§ Description of the task: Extract every record, keeping each one exactly as it is.

§ Given data:
•••
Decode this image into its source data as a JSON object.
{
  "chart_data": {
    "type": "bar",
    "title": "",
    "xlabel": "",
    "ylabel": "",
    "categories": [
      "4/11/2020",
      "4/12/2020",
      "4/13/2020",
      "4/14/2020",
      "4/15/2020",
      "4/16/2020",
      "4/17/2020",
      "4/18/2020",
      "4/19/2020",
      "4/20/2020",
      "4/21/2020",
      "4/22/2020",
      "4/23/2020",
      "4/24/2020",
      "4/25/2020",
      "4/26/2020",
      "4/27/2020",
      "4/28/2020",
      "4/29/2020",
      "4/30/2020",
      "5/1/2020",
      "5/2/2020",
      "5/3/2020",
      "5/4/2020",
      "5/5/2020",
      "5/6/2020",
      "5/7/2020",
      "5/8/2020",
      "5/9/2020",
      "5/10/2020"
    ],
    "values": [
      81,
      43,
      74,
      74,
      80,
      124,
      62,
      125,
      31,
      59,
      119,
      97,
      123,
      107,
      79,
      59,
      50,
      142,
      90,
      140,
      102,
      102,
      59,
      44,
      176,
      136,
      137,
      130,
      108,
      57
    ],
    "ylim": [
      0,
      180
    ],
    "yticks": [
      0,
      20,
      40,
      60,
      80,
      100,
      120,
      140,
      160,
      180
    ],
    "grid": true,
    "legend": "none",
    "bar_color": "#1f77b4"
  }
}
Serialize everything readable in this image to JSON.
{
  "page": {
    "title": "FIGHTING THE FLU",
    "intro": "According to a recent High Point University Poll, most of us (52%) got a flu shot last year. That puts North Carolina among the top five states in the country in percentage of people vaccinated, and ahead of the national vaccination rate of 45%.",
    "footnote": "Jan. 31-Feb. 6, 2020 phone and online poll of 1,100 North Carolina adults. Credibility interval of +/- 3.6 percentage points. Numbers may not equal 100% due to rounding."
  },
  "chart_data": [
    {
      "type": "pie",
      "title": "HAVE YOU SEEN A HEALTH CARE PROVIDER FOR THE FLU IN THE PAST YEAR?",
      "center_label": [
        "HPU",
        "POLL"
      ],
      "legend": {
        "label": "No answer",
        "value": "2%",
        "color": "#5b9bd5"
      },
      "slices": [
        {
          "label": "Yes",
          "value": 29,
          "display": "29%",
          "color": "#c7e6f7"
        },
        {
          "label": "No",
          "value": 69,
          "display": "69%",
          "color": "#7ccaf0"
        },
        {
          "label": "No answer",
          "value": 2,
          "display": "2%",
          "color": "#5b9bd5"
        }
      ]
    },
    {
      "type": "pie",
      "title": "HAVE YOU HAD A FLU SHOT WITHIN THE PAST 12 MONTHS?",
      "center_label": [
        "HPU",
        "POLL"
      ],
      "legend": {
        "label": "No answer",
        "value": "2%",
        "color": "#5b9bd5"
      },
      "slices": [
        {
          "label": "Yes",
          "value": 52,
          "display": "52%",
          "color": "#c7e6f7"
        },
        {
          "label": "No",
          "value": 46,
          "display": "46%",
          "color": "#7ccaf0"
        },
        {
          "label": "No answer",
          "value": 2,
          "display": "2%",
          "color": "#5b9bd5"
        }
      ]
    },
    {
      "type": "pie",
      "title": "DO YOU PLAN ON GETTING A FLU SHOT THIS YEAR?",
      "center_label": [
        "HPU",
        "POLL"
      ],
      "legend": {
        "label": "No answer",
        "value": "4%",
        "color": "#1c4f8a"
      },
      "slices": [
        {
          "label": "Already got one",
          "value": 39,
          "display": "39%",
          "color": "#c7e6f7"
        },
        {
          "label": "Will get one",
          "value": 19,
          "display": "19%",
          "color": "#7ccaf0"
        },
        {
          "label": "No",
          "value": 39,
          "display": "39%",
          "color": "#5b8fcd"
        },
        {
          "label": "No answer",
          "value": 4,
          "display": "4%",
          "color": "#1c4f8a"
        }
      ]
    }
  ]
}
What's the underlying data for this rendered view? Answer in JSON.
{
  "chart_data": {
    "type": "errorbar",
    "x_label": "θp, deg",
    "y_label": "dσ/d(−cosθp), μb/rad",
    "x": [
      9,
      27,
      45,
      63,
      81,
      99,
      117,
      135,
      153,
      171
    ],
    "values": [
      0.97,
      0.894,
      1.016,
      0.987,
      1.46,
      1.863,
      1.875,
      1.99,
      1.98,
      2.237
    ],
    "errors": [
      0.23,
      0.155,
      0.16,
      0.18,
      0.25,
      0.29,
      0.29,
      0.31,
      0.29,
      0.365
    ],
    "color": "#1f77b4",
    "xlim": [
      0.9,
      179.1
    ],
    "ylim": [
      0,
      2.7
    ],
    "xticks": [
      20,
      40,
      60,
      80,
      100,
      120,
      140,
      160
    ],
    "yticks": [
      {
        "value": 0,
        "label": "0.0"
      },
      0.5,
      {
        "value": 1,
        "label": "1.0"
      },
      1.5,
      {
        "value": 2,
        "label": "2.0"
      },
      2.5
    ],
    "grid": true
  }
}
•••
§ Correct output:
Decode this image into its source data as a JSON object.
{
  "chart_data": {
    "type": "bar",
    "title": "",
    "xlabel": "",
    "ylabel": "",
    "categories": [
      "4/11/2020",
      "4/12/2020",
      "4/13/2020",
      "4/14/2020",
      "4/15/2020",
      "4/16/2020",
      "4/17/2020",
      "4/18/2020",
      "4/19/2020",
      "4/20/2020",
      "4/21/2020",
      "4/22/2020",
      "4/23/2020",
      "4/24/2020",
      "4/25/2020",
      "4/26/2020",
      "4/27/2020",
      "4/28/2020",
      "4/29/2020",
      "4/30/2020",
      "5/1/2020",
      "5/2/2020",
      "5/3/2020",
      "5/4/2020",
      "5/5/2020",
      "5/6/2020",
      "5/7/2020",
      "5/8/2020",
      "5/9/2020",
      "5/10/2020"
    ],
    "values": [
      81,
      43,
      74,
      74,
      80,
      124,
      62,
      125,
      31,
      59,
      119,
      97,
      123,
      107,
      79,
      59,
      50,
      142,
      90,
      140,
      102,
      102,
      59,
      44,
      176,
      136,
      137,
      130,
      108,
      57
    ],
    "ylim": [
      0,
      180
    ],
    "yticks": [
      0,
      20,
      40,
      60,
      80,
      100,
      120,
      140,
      160,
      180
    ],
    "grid": true,
    "legend": "none",
    "bar_color": "#1f77b4"
  }
}
Serialize everything readable in this image to JSON.
{
  "page": {
    "title": "FIGHTING THE FLU",
    "intro": "According to a recent High Point University Poll, most of us (52%) got a flu shot last year. That puts North Carolina among the top five states in the country in percentage of people vaccinated, and ahead of the national vaccination rate of 45%.",
    "footnote": "Jan. 31-Feb. 6, 2020 phone and online poll of 1,100 North Carolina adults. Credibility interval of +/- 3.6 percentage points. Numbers may not equal 100% due to rounding."
  },
  "chart_data": [
    {
      "type": "pie",
      "title": "HAVE YOU SEEN A HEALTH CARE PROVIDER FOR THE FLU IN THE PAST YEAR?",
      "center_label": [
        "HPU",
        "POLL"
      ],
      "legend": {
        "label": "No answer",
        "value": "2%",
        "color": "#5b9bd5"
      },
      "slices": [
        {
          "label": "Yes",
          "value": 29,
          "display": "29%",
          "color": "#c7e6f7"
        },
        {
          "label": "No",
          "value": 69,
          "display": "69%",
          "color": "#7ccaf0"
        },
        {
          "label": "No answer",
          "value": 2,
          "display": "2%",
          "color": "#5b9bd5"
        }
      ]
    },
    {
      "type": "pie",
      "title": "HAVE YOU HAD A FLU SHOT WITHIN THE PAST 12 MONTHS?",
      "center_label": [
        "HPU",
        "POLL"
      ],
      "legend": {
        "label": "No answer",
        "value": "2%",
        "color": "#5b9bd5"
      },
      "slices": [
        {
          "label": "Yes",
          "value": 52,
          "display": "52%",
          "color": "#c7e6f7"
        },
        {
          "label": "No",
          "value": 46,
          "display": "46%",
          "color": "#7ccaf0"
        },
        {
          "label": "No answer",
          "value": 2,
          "display": "2%",
          "color": "#5b9bd5"
        }
      ]
    },
    {
      "type": "pie",
      "title": "DO YOU PLAN ON GETTING A FLU SHOT THIS YEAR?",
      "center_label": [
        "HPU",
        "POLL"
      ],
      "legend": {
        "label": "No answer",
        "value": "4%",
        "color": "#1c4f8a"
      },
      "slices": [
        {
          "label": "Already got one",
          "value": 39,
          "display": "39%",
          "color": "#c7e6f7"
        },
        {
          "label": "Will get one",
          "value": 19,
          "display": "19%",
          "color": "#7ccaf0"
        },
        {
          "label": "No",
          "value": 39,
          "display": "39%",
          "color": "#5b8fcd"
        },
        {
          "label": "No answer",
          "value": 4,
          "display": "4%",
          "color": "#1c4f8a"
        }
      ]
    }
  ]
}
What's the underlying data for this rendered view? Answer in JSON.
{
  "chart_data": {
    "type": "errorbar",
    "x_label": "θp, deg",
    "y_label": "dσ/d(−cosθp), μb/rad",
    "x": [
      9,
      27,
      45,
      63,
      81,
      99,
      117,
      135,
      153,
      171
    ],
    "values": [
      0.97,
      0.894,
      1.016,
      0.987,
      1.46,
      1.863,
      1.875,
      1.99,
      1.98,
      2.237
    ],
    "errors": [
      0.23,
      0.155,
      0.16,
      0.18,
      0.25,
      0.29,
      0.29,
      0.31,
      0.29,
      0.365
    ],
    "color": "#1f77b4",
    "xlim": [
      0.9,
      179.1
    ],
    "ylim": [
      0,
      2.7
    ],
    "xticks": [
      20,
      40,
      60,
      80,
      100,
      120,
      140,
      160
    ],
    "yticks": [
      {
        "value": 0,
        "label": "0.0"
      },
      0.5,
      {
        "value": 1,
        "label": "1.0"
      },
      1.5,
      {
        "value": 2,
        "label": "2.0"
      },
      2.5
    ],
    "grid": true
  }
}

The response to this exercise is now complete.